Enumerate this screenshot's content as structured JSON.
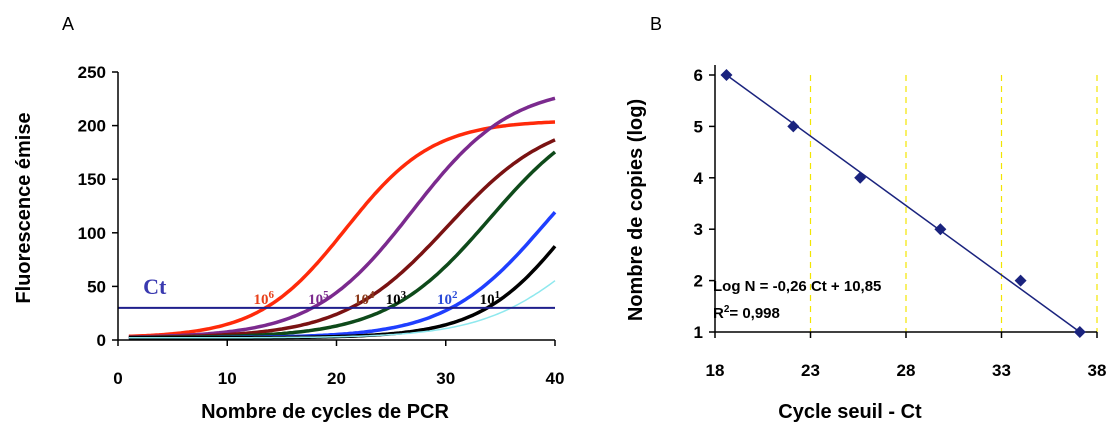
{
  "chart_data": [
    {
      "panel_label": "A",
      "type": "line",
      "xlabel": "Nombre de cycles de PCR",
      "ylabel": "Fluorescence émise",
      "xlim": [
        0,
        40
      ],
      "ylim": [
        0,
        250
      ],
      "xticks": [
        0,
        10,
        20,
        30,
        40
      ],
      "yticks": [
        0,
        50,
        100,
        150,
        200,
        250
      ],
      "threshold": {
        "label": "Ct",
        "value": 30,
        "color": "#1f1f8c"
      },
      "series": [
        {
          "name": "10",
          "exp": "6",
          "color": "#ff2a0a",
          "ct": 13.5,
          "vmax": 205,
          "k": 0.25,
          "lw": 3.5
        },
        {
          "name": "10",
          "exp": "5",
          "color": "#7b2a8e",
          "ct": 17.8,
          "vmax": 238,
          "k": 0.22,
          "lw": 3.5
        },
        {
          "name": "10",
          "exp": "4",
          "color": "#7a1212",
          "ct": 21.3,
          "vmax": 210,
          "k": 0.21,
          "lw": 3.5
        },
        {
          "name": "10",
          "exp": "3",
          "color": "#0e4a1a",
          "ct": 24.8,
          "vmax": 225,
          "k": 0.21,
          "lw": 3.5
        },
        {
          "name": "10",
          "exp": "2",
          "color": "#1f3fff",
          "ct": 30.5,
          "vmax": 215,
          "k": 0.22,
          "lw": 3.5
        },
        {
          "name": "10",
          "exp": "1",
          "color": "#000000",
          "ct": 33.8,
          "vmax": 215,
          "k": 0.24,
          "lw": 3.5
        },
        {
          "name": "",
          "exp": "",
          "color": "#8ee8ee",
          "ct": 36.0,
          "vmax": 150,
          "k": 0.22,
          "lw": 1.5
        },
        {
          "name": "",
          "exp": "",
          "color": "#e020e0",
          "ct": 60.0,
          "vmax": 10,
          "k": 0.2,
          "lw": 1.5
        }
      ],
      "labels": [
        {
          "base": "10",
          "exp": "6",
          "color": "#e8401a"
        },
        {
          "base": "10",
          "exp": "5",
          "color": "#7b2a8e"
        },
        {
          "base": "10",
          "exp": "4",
          "color": "#8b3a1a"
        },
        {
          "base": "10",
          "exp": "3",
          "color": "#000000"
        },
        {
          "base": "10",
          "exp": "2",
          "color": "#2a4bd8"
        },
        {
          "base": "10",
          "exp": "1",
          "color": "#000000"
        }
      ]
    },
    {
      "panel_label": "B",
      "type": "scatter",
      "xlabel": "Cycle seuil - Ct",
      "ylabel": "Nombre de copies (log)",
      "xlim": [
        18,
        38
      ],
      "ylim": [
        1,
        6
      ],
      "xticks": [
        18,
        23,
        28,
        33,
        38
      ],
      "yticks": [
        1,
        2,
        3,
        4,
        5,
        6
      ],
      "color": "#1a237e",
      "points": [
        {
          "x": 18.6,
          "y": 6
        },
        {
          "x": 22.1,
          "y": 5
        },
        {
          "x": 25.6,
          "y": 4
        },
        {
          "x": 29.8,
          "y": 3
        },
        {
          "x": 34.0,
          "y": 2
        },
        {
          "x": 37.1,
          "y": 1
        }
      ],
      "fit": {
        "slope": -0.26,
        "intercept": 10.85
      },
      "equation": "Log N = -0,26 Ct + 10,85",
      "r2_label": "R",
      "r2_sup": "2",
      "r2_value": "= 0,998"
    }
  ]
}
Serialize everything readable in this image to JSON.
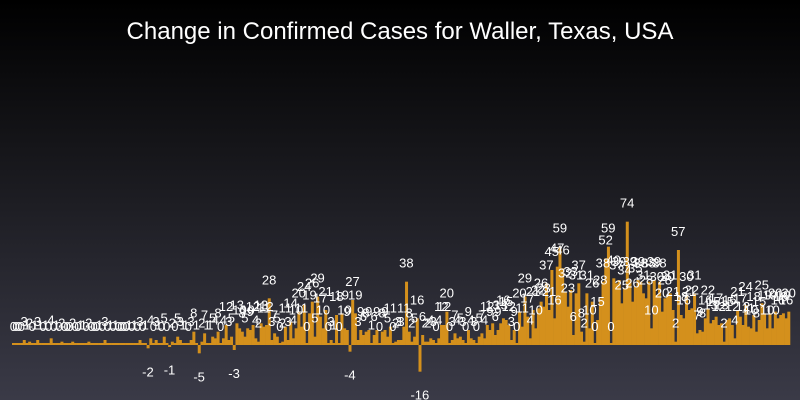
{
  "chart_data": {
    "type": "bar",
    "title": "Change in Confirmed Cases for Waller, Texas, USA",
    "xlabel": "",
    "ylabel": "",
    "ylim": [
      -16,
      153
    ],
    "grid": false,
    "legend": "none",
    "colors": {
      "bar": "#d4901c",
      "text": "#ffffff"
    },
    "values": [
      0,
      0,
      0,
      0,
      3,
      1,
      2,
      0,
      1,
      3,
      1,
      0,
      1,
      0,
      4,
      0,
      1,
      0,
      2,
      0,
      0,
      0,
      2,
      0,
      0,
      1,
      1,
      0,
      2,
      0,
      0,
      0,
      1,
      0,
      3,
      0,
      1,
      0,
      1,
      0,
      0,
      0,
      0,
      1,
      0,
      1,
      0,
      3,
      0,
      1,
      -2,
      4,
      0,
      3,
      1,
      0,
      5,
      0,
      -1,
      2,
      0,
      5,
      3,
      1,
      1,
      0,
      3,
      8,
      1,
      -5,
      2,
      7,
      1,
      1,
      5,
      4,
      8,
      0,
      4,
      12,
      3,
      5,
      -3,
      13,
      10,
      8,
      5,
      10,
      9,
      12,
      4,
      2,
      13,
      11,
      12,
      28,
      3,
      7,
      5,
      0,
      2,
      11,
      3,
      14,
      4,
      10,
      20,
      11,
      24,
      0,
      19,
      26,
      5,
      29,
      17,
      10,
      21,
      0,
      3,
      1,
      18,
      0,
      19,
      10,
      9,
      -4,
      27,
      19,
      3,
      9,
      6,
      8,
      9,
      1,
      6,
      9,
      0,
      8,
      9,
      5,
      11,
      0,
      2,
      3,
      3,
      11,
      38,
      8,
      2,
      5,
      16,
      -16,
      6,
      2,
      2,
      4,
      3,
      0,
      4,
      12,
      12,
      20,
      0,
      3,
      7,
      4,
      5,
      3,
      0,
      9,
      4,
      3,
      0,
      5,
      7,
      4,
      12,
      9,
      13,
      6,
      9,
      13,
      16,
      15,
      12,
      3,
      9,
      0,
      20,
      11,
      29,
      17,
      4,
      21,
      10,
      22,
      26,
      23,
      37,
      21,
      45,
      16,
      47,
      59,
      46,
      32,
      23,
      33,
      6,
      31,
      37,
      8,
      2,
      31,
      10,
      26,
      0,
      15,
      28,
      38,
      52,
      59,
      0,
      40,
      37,
      39,
      25,
      34,
      74,
      39,
      26,
      35,
      39,
      38,
      31,
      28,
      38,
      10,
      39,
      30,
      38,
      20,
      28,
      30,
      31,
      21,
      2,
      57,
      18,
      16,
      30,
      21,
      22,
      31,
      7,
      9,
      8,
      16,
      22,
      13,
      15,
      17,
      12,
      13,
      2,
      15,
      16,
      12,
      4,
      21,
      17,
      12,
      24,
      11,
      10,
      18,
      8,
      15,
      25,
      19,
      10,
      19,
      10,
      20,
      16,
      18,
      19,
      16,
      20
    ]
  }
}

++++++++++++++++++++

▶ Brief
Copy every entry word for word, but omit the pictures.

▶ Correct output
Enumerate this screenshot's content as structured JSON.
{
  "chart_data": [
    {
      "panel_label": "A",
      "type": "line",
      "xlabel": "Nombre de cycles de PCR",
      "ylabel": "Fluorescence émise",
      "xlim": [
        0,
        40
      ],
      "ylim": [
        0,
        250
      ],
      "xticks": [
        0,
        10,
        20,
        30,
        40
      ],
      "yticks": [
        0,
        50,
        100,
        150,
        200,
        250
      ],
      "threshold": {
        "label": "Ct",
        "value": 30,
        "color": "#1f1f8c"
      },
      "series": [
        {
          "name": "10",
          "exp": "6",
          "color": "#ff2a0a",
          "ct": 13.5,
          "vmax": 205,
          "k": 0.25,
          "lw": 3.5
        },
        {
          "name": "10",
          "exp": "5",
          "color": "#7b2a8e",
          "ct": 17.8,
          "vmax": 238,
          "k": 0.22,
          "lw": 3.5
        },
        {
          "name": "10",
          "exp": "4",
          "color": "#7a1212",
          "ct": 21.3,
          "vmax": 210,
          "k": 0.21,
          "lw": 3.5
        },
        {
          "name": "10",
          "exp": "3",
          "color": "#0e4a1a",
          "ct": 24.8,
          "vmax": 225,
          "k": 0.21,
          "lw": 3.5
        },
        {
          "name": "10",
          "exp": "2",
          "color": "#1f3fff",
          "ct": 30.5,
          "vmax": 215,
          "k": 0.22,
          "lw": 3.5
        },
        {
          "name": "10",
          "exp": "1",
          "color": "#000000",
          "ct": 33.8,
          "vmax": 215,
          "k": 0.24,
          "lw": 3.5
        },
        {
          "name": "",
          "exp": "",
          "color": "#8ee8ee",
          "ct": 36.0,
          "vmax": 150,
          "k": 0.22,
          "lw": 1.5
        },
        {
          "name": "",
          "exp": "",
          "color": "#e020e0",
          "ct": 60.0,
          "vmax": 10,
          "k": 0.2,
          "lw": 1.5
        }
      ],
      "labels": [
        {
          "base": "10",
          "exp": "6",
          "color": "#e8401a"
        },
        {
          "base": "10",
          "exp": "5",
          "color": "#7b2a8e"
        },
        {
          "base": "10",
          "exp": "4",
          "color": "#8b3a1a"
        },
        {
          "base": "10",
          "exp": "3",
          "color": "#000000"
        },
        {
          "base": "10",
          "exp": "2",
          "color": "#2a4bd8"
        },
        {
          "base": "10",
          "exp": "1",
          "color": "#000000"
        }
      ]
    },
    {
      "panel_label": "B",
      "type": "scatter",
      "xlabel": "Cycle seuil - Ct",
      "ylabel": "Nombre de copies (log)",
      "xlim": [
        18,
        38
      ],
      "ylim": [
        1,
        6
      ],
      "xticks": [
        18,
        23,
        28,
        33,
        38
      ],
      "yticks": [
        1,
        2,
        3,
        4,
        5,
        6
      ],
      "color": "#1a237e",
      "points": [
        {
          "x": 18.6,
          "y": 6
        },
        {
          "x": 22.1,
          "y": 5
        },
        {
          "x": 25.6,
          "y": 4
        },
        {
          "x": 29.8,
          "y": 3
        },
        {
          "x": 34.0,
          "y": 2
        },
        {
          "x": 37.1,
          "y": 1
        }
      ],
      "fit": {
        "slope": -0.26,
        "intercept": 10.85
      },
      "equation": "Log N = -0,26 Ct + 10,85",
      "r2_label": "R",
      "r2_sup": "2",
      "r2_value": "= 0,998"
    }
  ]
}
Serialize everything readable in this image to JSON.
{
  "chart_data": {
    "type": "bar",
    "title": "Change in Confirmed Cases for Waller, Texas, USA",
    "xlabel": "",
    "ylabel": "",
    "ylim": [
      -16,
      153
    ],
    "grid": false,
    "legend": "none",
    "colors": {
      "bar": "#d4901c",
      "text": "#ffffff"
    },
    "values": [
      0,
      0,
      0,
      0,
      3,
      1,
      2,
      0,
      1,
      3,
      1,
      0,
      1,
      0,
      4,
      0,
      1,
      0,
      2,
      0,
      0,
      0,
      2,
      0,
      0,
      1,
      1,
      0,
      2,
      0,
      0,
      0,
      1,
      0,
      3,
      0,
      1,
      0,
      1,
      0,
      0,
      0,
      0,
      1,
      0,
      1,
      0,
      3,
      0,
      1,
      -2,
      4,
      0,
      3,
      1,
      0,
      5,
      0,
      -1,
      2,
      0,
      5,
      3,
      1,
      1,
      0,
      3,
      8,
      1,
      -5,
      2,
      7,
      1,
      1,
      5,
      4,
      8,
      0,
      4,
      12,
      3,
      5,
      -3,
      13,
      10,
      8,
      5,
      10,
      9,
      12,
      4,
      2,
      13,
      11,
      12,
      28,
      3,
      7,
      5,
      0,
      2,
      11,
      3,
      14,
      4,
      10,
      20,
      11,
      24,
      0,
      19,
      26,
      5,
      29,
      17,
      10,
      21,
      0,
      3,
      1,
      18,
      0,
      19,
      10,
      9,
      -4,
      27,
      19,
      3,
      9,
      6,
      8,
      9,
      1,
      6,
      9,
      0,
      8,
      9,
      5,
      11,
      0,
      2,
      3,
      3,
      11,
      38,
      8,
      2,
      5,
      16,
      -16,
      6,
      2,
      2,
      4,
      3,
      0,
      4,
      12,
      12,
      20,
      0,
      3,
      7,
      4,
      5,
      3,
      0,
      9,
      4,
      3,
      0,
      5,
      7,
      4,
      12,
      9,
      13,
      6,
      9,
      13,
      16,
      15,
      12,
      3,
      9,
      0,
      20,
      11,
      29,
      17,
      4,
      21,
      10,
      22,
      26,
      23,
      37,
      21,
      45,
      16,
      47,
      59,
      46,
      32,
      23,
      33,
      6,
      31,
      37,
      8,
      2,
      31,
      10,
      26,
      0,
      15,
      28,
      38,
      52,
      59,
      0,
      40,
      37,
      39,
      25,
      34,
      74,
      39,
      26,
      35,
      39,
      38,
      31,
      28,
      38,
      10,
      39,
      30,
      38,
      20,
      28,
      30,
      31,
      21,
      2,
      57,
      18,
      16,
      30,
      21,
      22,
      31,
      7,
      9,
      8,
      16,
      22,
      13,
      15,
      17,
      12,
      13,
      2,
      15,
      16,
      12,
      4,
      21,
      17,
      12,
      24,
      11,
      10,
      18,
      8,
      15,
      25,
      19,
      10,
      19,
      10,
      20,
      16,
      18,
      19,
      16,
      20
    ]
  }
}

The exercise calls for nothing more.